- [WHAT TO PRODUCE] From the line containing "Read all visible content and emit it as JSON." down to the last line of the material, return those lines verbatim and only those.

- [PROVIDED MATERIAL]
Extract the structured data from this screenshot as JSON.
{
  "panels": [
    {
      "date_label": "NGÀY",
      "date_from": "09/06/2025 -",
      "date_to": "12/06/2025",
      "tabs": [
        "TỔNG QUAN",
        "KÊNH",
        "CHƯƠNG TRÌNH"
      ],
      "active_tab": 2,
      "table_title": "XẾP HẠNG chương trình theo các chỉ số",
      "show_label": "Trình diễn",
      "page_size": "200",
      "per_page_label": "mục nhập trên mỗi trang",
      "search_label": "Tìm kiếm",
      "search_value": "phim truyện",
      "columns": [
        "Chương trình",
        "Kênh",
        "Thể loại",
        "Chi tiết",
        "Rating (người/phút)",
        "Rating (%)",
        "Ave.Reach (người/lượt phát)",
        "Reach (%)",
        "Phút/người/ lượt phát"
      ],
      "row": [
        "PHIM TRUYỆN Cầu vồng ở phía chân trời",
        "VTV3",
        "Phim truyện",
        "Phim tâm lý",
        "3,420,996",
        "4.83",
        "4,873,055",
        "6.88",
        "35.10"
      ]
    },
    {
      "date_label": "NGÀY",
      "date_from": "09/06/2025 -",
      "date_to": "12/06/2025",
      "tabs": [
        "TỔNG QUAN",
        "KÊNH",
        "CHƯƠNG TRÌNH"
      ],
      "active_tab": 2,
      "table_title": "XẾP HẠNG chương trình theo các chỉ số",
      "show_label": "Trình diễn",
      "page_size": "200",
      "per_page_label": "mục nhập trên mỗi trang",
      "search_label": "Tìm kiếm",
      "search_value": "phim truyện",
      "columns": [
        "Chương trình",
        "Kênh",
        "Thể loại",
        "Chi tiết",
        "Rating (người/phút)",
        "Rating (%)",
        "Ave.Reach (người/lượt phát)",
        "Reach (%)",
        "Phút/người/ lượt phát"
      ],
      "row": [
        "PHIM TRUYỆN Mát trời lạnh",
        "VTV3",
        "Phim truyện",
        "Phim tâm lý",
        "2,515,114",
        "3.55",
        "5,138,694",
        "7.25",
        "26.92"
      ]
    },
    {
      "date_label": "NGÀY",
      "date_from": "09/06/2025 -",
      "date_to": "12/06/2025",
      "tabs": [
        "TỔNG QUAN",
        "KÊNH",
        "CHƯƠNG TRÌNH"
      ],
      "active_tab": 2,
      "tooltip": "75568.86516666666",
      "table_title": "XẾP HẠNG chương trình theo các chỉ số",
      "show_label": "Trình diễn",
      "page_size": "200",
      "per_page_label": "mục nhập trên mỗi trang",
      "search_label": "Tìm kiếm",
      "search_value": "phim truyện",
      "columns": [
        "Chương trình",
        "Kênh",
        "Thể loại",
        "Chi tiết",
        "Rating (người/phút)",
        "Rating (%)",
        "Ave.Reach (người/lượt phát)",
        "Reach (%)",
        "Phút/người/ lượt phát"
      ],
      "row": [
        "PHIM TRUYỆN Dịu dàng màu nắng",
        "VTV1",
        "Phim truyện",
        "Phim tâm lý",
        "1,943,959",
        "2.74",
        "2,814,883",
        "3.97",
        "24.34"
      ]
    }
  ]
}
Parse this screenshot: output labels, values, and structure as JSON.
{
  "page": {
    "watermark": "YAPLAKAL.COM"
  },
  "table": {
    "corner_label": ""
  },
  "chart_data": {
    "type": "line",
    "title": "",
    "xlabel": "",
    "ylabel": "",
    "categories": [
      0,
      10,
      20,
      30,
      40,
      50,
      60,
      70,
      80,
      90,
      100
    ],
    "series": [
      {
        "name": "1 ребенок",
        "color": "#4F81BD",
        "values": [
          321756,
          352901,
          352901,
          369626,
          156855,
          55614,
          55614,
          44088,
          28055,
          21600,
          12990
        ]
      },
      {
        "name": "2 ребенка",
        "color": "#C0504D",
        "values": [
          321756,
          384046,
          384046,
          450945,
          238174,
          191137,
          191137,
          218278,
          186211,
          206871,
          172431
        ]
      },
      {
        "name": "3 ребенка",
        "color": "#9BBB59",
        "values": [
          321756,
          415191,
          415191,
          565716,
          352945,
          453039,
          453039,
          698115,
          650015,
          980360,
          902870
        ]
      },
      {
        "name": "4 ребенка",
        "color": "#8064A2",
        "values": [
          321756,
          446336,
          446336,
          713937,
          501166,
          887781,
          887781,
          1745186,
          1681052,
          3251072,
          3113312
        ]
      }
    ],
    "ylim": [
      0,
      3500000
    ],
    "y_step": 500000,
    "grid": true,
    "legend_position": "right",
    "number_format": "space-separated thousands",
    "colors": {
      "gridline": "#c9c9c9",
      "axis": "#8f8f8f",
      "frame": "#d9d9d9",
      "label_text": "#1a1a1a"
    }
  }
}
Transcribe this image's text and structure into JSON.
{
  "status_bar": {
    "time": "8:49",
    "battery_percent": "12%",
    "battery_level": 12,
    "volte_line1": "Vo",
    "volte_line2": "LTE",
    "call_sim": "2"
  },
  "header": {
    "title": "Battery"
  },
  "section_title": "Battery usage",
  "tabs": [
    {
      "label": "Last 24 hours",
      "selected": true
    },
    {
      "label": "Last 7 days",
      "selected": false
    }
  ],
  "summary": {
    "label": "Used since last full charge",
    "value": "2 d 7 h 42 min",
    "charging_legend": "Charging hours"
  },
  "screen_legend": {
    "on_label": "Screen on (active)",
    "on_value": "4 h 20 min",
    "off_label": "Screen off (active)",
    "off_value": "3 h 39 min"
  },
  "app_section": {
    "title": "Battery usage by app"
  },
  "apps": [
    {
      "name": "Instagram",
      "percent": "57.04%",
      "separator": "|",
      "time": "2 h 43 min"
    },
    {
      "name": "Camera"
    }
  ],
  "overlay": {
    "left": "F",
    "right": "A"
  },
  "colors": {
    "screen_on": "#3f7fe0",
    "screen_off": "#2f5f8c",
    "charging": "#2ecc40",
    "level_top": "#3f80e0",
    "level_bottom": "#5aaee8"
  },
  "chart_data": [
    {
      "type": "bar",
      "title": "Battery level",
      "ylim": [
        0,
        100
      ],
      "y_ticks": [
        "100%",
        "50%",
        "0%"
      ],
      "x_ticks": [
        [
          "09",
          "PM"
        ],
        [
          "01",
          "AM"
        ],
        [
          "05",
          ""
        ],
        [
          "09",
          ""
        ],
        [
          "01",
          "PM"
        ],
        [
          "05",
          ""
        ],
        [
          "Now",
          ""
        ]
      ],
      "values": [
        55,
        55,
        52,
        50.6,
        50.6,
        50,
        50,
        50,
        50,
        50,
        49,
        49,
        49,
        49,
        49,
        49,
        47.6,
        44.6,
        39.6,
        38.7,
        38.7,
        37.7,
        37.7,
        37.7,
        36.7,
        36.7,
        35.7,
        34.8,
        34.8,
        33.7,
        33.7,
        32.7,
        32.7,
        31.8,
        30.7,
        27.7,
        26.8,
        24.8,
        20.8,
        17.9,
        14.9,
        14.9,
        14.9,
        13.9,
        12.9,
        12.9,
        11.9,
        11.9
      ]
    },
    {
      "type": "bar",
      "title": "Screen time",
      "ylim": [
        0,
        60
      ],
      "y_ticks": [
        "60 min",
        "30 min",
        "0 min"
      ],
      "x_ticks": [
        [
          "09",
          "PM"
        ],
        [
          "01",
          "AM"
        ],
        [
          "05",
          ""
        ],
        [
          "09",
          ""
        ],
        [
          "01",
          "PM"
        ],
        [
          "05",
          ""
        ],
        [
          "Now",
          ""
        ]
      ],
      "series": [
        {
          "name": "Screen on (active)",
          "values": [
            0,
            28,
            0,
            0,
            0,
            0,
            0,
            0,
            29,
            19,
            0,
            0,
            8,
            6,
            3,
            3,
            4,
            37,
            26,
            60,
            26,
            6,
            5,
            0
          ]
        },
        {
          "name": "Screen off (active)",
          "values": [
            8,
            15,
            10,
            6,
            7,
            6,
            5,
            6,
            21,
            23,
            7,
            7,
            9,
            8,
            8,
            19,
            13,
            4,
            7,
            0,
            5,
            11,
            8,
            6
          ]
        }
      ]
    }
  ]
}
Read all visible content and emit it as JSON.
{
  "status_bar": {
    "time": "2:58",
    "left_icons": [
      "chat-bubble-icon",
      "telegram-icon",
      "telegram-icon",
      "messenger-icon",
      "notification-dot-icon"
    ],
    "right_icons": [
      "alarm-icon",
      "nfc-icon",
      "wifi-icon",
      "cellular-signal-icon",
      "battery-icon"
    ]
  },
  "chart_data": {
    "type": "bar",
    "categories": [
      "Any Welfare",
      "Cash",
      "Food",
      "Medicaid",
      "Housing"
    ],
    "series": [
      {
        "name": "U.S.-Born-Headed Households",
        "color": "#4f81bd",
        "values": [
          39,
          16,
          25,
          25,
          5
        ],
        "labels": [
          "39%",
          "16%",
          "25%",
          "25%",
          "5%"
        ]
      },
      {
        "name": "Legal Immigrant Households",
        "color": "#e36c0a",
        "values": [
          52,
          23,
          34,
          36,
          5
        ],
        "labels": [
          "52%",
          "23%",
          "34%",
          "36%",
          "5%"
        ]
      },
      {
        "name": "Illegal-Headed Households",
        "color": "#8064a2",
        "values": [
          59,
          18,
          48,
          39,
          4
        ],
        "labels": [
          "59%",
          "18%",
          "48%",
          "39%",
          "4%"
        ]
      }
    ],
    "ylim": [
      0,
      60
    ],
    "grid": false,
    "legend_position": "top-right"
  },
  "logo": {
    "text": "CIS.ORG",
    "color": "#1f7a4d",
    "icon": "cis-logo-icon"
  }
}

- [ANSWER TO THIS EXERCISE]
Read all visible content and emit it as JSON.
{
  "status_bar": {
    "time": "2:58",
    "left_icons": [
      "chat-bubble-icon",
      "telegram-icon",
      "telegram-icon",
      "messenger-icon",
      "notification-dot-icon"
    ],
    "right_icons": [
      "alarm-icon",
      "nfc-icon",
      "wifi-icon",
      "cellular-signal-icon",
      "battery-icon"
    ]
  },
  "chart_data": {
    "type": "bar",
    "categories": [
      "Any Welfare",
      "Cash",
      "Food",
      "Medicaid",
      "Housing"
    ],
    "series": [
      {
        "name": "U.S.-Born-Headed Households",
        "color": "#4f81bd",
        "values": [
          39,
          16,
          25,
          25,
          5
        ],
        "labels": [
          "39%",
          "16%",
          "25%",
          "25%",
          "5%"
        ]
      },
      {
        "name": "Legal Immigrant Households",
        "color": "#e36c0a",
        "values": [
          52,
          23,
          34,
          36,
          5
        ],
        "labels": [
          "52%",
          "23%",
          "34%",
          "36%",
          "5%"
        ]
      },
      {
        "name": "Illegal-Headed Households",
        "color": "#8064a2",
        "values": [
          59,
          18,
          48,
          39,
          4
        ],
        "labels": [
          "59%",
          "18%",
          "48%",
          "39%",
          "4%"
        ]
      }
    ],
    "ylim": [
      0,
      60
    ],
    "grid": false,
    "legend_position": "top-right"
  },
  "logo": {
    "text": "CIS.ORG",
    "color": "#1f7a4d",
    "icon": "cis-logo-icon"
  }
}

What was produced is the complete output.